§ **TASK PROMPT**
Give the entries again exactly, every one of them.

━━━━━ EXTRACTED RECORDS

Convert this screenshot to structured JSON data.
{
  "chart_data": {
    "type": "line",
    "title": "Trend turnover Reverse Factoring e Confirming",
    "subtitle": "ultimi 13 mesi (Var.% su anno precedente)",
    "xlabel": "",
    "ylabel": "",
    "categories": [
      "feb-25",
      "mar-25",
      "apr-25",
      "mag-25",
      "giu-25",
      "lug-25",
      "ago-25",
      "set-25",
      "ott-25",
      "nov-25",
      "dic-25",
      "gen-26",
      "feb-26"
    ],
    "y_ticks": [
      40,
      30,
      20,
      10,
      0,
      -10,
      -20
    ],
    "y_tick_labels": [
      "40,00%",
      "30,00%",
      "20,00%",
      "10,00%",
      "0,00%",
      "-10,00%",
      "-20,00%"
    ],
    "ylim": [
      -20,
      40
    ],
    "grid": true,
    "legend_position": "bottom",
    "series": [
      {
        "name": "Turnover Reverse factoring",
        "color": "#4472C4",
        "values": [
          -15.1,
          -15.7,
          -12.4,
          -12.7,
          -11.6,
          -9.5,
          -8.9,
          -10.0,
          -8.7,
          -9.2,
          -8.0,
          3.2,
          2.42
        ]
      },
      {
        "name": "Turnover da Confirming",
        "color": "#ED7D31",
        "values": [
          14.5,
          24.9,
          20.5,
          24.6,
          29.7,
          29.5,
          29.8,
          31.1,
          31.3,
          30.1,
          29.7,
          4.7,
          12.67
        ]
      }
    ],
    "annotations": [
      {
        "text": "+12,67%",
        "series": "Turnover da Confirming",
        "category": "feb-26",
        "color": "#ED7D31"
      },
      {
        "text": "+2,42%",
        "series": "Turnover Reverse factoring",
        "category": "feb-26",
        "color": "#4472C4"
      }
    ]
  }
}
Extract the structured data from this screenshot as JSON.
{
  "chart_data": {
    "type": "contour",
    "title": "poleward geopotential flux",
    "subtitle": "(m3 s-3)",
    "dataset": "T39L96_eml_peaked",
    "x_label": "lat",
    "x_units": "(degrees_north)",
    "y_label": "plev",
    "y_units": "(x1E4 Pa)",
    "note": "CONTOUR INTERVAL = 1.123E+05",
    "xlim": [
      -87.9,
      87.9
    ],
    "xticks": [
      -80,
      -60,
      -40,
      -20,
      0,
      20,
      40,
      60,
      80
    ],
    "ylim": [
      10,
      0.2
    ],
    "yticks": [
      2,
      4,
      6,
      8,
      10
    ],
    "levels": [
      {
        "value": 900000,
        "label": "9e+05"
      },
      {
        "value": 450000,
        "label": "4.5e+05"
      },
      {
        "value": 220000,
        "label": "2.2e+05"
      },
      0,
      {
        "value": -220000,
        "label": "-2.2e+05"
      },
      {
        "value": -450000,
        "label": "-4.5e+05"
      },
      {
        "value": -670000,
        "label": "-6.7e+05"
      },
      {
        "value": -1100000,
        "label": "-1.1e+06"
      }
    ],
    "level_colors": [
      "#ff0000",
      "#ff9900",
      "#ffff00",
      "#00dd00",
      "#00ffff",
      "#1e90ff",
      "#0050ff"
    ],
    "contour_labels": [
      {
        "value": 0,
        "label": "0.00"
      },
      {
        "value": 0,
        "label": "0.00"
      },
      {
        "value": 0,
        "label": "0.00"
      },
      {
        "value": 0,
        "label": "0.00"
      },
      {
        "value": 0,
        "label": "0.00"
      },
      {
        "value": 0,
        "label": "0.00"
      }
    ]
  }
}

━━━━━━━━━━

§ **SOLUTION FOR THIS PROBLEM**
Convert this screenshot to structured JSON data.
{
  "chart_data": {
    "type": "line",
    "title": "Trend turnover Reverse Factoring e Confirming",
    "subtitle": "ultimi 13 mesi (Var.% su anno precedente)",
    "xlabel": "",
    "ylabel": "",
    "categories": [
      "feb-25",
      "mar-25",
      "apr-25",
      "mag-25",
      "giu-25",
      "lug-25",
      "ago-25",
      "set-25",
      "ott-25",
      "nov-25",
      "dic-25",
      "gen-26",
      "feb-26"
    ],
    "y_ticks": [
      40,
      30,
      20,
      10,
      0,
      -10,
      -20
    ],
    "y_tick_labels": [
      "40,00%",
      "30,00%",
      "20,00%",
      "10,00%",
      "0,00%",
      "-10,00%",
      "-20,00%"
    ],
    "ylim": [
      -20,
      40
    ],
    "grid": true,
    "legend_position": "bottom",
    "series": [
      {
        "name": "Turnover Reverse factoring",
        "color": "#4472C4",
        "values": [
          -15.1,
          -15.7,
          -12.4,
          -12.7,
          -11.6,
          -9.5,
          -8.9,
          -10.0,
          -8.7,
          -9.2,
          -8.0,
          3.2,
          2.42
        ]
      },
      {
        "name": "Turnover da Confirming",
        "color": "#ED7D31",
        "values": [
          14.5,
          24.9,
          20.5,
          24.6,
          29.7,
          29.5,
          29.8,
          31.1,
          31.3,
          30.1,
          29.7,
          4.7,
          12.67
        ]
      }
    ],
    "annotations": [
      {
        "text": "+12,67%",
        "series": "Turnover da Confirming",
        "category": "feb-26",
        "color": "#ED7D31"
      },
      {
        "text": "+2,42%",
        "series": "Turnover Reverse factoring",
        "category": "feb-26",
        "color": "#4472C4"
      }
    ]
  }
}
Extract the structured data from this screenshot as JSON.
{
  "chart_data": {
    "type": "contour",
    "title": "poleward geopotential flux",
    "subtitle": "(m3 s-3)",
    "dataset": "T39L96_eml_peaked",
    "x_label": "lat",
    "x_units": "(degrees_north)",
    "y_label": "plev",
    "y_units": "(x1E4 Pa)",
    "note": "CONTOUR INTERVAL = 1.123E+05",
    "xlim": [
      -87.9,
      87.9
    ],
    "xticks": [
      -80,
      -60,
      -40,
      -20,
      0,
      20,
      40,
      60,
      80
    ],
    "ylim": [
      10,
      0.2
    ],
    "yticks": [
      2,
      4,
      6,
      8,
      10
    ],
    "levels": [
      {
        "value": 900000,
        "label": "9e+05"
      },
      {
        "value": 450000,
        "label": "4.5e+05"
      },
      {
        "value": 220000,
        "label": "2.2e+05"
      },
      0,
      {
        "value": -220000,
        "label": "-2.2e+05"
      },
      {
        "value": -450000,
        "label": "-4.5e+05"
      },
      {
        "value": -670000,
        "label": "-6.7e+05"
      },
      {
        "value": -1100000,
        "label": "-1.1e+06"
      }
    ],
    "level_colors": [
      "#ff0000",
      "#ff9900",
      "#ffff00",
      "#00dd00",
      "#00ffff",
      "#1e90ff",
      "#0050ff"
    ],
    "contour_labels": [
      {
        "value": 0,
        "label": "0.00"
      },
      {
        "value": 0,
        "label": "0.00"
      },
      {
        "value": 0,
        "label": "0.00"
      },
      {
        "value": 0,
        "label": "0.00"
      },
      {
        "value": 0,
        "label": "0.00"
      },
      {
        "value": 0,
        "label": "0.00"
      }
    ]
  }
}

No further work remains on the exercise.